What is being asked:
In the material below, find each line holding the string "color" and copy it.

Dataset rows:
........
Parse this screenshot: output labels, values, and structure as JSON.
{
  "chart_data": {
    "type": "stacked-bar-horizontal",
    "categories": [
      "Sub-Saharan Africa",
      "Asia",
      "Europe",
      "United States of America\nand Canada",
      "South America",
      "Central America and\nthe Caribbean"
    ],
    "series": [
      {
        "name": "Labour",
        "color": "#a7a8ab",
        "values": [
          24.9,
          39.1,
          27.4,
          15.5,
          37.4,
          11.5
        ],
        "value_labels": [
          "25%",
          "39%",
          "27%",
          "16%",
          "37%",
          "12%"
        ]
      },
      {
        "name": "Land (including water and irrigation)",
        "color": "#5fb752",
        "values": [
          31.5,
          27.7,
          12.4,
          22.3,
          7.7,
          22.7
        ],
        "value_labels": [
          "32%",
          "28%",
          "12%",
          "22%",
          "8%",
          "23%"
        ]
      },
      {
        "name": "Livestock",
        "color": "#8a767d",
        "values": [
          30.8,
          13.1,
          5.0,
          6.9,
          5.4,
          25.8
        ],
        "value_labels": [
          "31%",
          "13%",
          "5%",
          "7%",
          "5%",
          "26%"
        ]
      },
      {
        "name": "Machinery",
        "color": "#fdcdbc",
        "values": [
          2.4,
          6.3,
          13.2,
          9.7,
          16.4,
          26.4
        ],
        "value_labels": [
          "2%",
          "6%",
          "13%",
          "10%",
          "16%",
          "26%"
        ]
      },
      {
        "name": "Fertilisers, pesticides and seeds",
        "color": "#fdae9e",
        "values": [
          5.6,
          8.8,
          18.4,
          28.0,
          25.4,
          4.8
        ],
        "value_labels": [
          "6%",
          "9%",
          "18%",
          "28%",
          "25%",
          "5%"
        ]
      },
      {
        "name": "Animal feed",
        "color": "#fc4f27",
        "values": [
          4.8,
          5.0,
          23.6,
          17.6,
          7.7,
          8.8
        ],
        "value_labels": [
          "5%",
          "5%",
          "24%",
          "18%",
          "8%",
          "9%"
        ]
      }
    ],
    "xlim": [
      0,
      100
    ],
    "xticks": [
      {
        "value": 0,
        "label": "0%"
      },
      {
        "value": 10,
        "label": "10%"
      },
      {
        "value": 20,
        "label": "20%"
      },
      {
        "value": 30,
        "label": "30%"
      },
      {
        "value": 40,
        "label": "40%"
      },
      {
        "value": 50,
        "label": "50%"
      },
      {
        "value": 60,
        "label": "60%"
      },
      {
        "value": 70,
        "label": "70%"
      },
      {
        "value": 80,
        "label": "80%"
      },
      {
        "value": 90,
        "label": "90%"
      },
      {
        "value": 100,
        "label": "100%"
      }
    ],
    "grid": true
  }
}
........
Written answer:
        "color": "#a7a8ab",
        "color": "#5fb752",
        "color": "#8a767d",
        "color": "#fdcdbc",
        "color": "#fdae9e",
        "color": "#fc4f27",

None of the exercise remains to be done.